Pull out every line below containing the word "dire".

> Record set:
■ ■ ■ ■

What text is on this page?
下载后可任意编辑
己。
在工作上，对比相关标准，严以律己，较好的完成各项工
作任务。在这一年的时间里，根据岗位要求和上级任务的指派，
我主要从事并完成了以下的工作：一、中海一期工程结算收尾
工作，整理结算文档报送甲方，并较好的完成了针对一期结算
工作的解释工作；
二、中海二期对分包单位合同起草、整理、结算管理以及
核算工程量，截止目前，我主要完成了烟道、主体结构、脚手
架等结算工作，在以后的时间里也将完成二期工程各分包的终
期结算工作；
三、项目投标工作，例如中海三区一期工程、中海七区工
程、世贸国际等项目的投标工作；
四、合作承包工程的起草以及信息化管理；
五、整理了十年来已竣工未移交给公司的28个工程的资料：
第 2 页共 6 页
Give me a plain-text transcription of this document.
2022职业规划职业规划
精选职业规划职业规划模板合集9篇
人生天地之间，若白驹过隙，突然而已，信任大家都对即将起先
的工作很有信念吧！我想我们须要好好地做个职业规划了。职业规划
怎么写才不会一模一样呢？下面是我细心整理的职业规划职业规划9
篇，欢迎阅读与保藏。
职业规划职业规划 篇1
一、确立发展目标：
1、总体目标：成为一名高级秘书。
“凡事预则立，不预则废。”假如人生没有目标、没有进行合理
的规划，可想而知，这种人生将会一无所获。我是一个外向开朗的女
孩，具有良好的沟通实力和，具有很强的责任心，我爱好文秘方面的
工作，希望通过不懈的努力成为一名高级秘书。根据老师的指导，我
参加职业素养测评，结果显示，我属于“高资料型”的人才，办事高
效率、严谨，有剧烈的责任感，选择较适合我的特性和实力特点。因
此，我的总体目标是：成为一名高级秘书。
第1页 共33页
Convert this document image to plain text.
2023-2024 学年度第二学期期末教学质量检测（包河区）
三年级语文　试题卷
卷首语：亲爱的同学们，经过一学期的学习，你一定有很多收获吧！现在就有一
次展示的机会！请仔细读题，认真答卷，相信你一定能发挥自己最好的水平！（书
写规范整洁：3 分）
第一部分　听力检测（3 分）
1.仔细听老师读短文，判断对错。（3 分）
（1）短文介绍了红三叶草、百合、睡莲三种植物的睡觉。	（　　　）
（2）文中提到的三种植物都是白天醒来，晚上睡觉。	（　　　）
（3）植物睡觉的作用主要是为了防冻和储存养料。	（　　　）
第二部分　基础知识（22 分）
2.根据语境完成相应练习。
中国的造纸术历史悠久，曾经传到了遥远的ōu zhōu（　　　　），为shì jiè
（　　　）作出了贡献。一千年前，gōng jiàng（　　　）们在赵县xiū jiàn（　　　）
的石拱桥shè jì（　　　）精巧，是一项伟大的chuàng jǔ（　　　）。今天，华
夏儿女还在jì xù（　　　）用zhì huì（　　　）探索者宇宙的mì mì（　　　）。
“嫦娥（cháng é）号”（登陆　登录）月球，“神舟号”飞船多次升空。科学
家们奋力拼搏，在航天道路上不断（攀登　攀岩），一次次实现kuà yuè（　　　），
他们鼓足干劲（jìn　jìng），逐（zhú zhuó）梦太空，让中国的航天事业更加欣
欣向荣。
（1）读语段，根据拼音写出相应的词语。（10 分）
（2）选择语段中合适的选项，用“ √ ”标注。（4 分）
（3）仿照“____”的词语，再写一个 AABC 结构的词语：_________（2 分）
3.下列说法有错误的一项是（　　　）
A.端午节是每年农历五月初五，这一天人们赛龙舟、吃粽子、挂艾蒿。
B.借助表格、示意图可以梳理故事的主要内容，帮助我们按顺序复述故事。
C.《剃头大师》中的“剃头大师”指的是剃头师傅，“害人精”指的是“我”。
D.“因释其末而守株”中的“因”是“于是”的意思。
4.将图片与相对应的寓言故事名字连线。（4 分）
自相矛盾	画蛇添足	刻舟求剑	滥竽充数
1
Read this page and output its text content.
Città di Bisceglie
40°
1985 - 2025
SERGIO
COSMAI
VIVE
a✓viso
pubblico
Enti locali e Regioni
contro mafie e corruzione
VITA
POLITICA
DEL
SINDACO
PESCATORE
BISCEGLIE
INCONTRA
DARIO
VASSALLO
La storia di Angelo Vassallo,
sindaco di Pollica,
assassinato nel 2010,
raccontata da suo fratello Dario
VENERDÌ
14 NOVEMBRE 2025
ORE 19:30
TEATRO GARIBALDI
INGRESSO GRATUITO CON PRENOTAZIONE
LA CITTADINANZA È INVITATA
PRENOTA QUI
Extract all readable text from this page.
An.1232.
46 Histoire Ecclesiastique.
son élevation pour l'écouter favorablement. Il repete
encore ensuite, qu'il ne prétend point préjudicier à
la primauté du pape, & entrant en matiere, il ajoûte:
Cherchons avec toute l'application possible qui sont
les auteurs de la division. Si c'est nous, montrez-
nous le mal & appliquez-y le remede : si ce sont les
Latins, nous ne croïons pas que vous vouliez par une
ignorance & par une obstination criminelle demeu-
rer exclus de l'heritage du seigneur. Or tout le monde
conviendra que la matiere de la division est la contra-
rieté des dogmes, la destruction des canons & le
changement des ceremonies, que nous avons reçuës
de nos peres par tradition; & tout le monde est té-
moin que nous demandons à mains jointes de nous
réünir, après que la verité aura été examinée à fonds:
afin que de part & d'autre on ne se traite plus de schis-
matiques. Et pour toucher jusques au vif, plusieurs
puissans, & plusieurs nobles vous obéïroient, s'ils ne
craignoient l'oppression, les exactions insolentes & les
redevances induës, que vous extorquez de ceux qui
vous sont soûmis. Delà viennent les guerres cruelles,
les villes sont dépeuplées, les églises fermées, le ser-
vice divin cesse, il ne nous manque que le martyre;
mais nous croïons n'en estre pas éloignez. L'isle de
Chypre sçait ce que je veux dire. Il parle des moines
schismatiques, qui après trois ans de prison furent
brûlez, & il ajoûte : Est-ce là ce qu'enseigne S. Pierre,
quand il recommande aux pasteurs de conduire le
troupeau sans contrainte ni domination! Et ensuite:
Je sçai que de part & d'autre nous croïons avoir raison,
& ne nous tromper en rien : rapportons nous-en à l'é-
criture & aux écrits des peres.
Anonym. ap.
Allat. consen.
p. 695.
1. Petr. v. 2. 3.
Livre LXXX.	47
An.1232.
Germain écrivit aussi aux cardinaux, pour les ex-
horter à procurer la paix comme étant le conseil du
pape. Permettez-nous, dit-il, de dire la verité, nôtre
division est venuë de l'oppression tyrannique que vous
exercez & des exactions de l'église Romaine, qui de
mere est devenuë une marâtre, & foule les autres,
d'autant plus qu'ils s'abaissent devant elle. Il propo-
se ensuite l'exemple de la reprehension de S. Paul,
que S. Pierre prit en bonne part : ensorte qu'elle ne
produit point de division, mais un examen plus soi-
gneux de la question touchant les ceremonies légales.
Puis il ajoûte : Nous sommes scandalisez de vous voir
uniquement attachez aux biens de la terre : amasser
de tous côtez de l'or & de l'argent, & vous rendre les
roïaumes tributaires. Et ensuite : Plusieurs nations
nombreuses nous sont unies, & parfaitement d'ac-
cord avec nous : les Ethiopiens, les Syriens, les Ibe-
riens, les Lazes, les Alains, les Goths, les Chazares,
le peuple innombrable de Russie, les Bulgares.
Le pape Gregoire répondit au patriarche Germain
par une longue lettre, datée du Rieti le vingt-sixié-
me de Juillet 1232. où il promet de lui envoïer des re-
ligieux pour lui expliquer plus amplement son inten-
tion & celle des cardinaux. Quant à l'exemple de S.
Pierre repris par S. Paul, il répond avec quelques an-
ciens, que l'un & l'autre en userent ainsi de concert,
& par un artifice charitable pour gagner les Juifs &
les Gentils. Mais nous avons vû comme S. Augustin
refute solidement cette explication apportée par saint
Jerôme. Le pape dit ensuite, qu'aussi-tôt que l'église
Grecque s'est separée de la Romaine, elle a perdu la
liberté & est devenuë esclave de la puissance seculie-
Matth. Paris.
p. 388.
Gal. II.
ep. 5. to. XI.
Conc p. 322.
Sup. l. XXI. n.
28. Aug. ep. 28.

■ ■ ■ ■

> Output for this exercise:
Chypre sçait ce que je veux dire. Il parle des moines
pape. Permettez-nous, dit-il, de dire la verité, nôtre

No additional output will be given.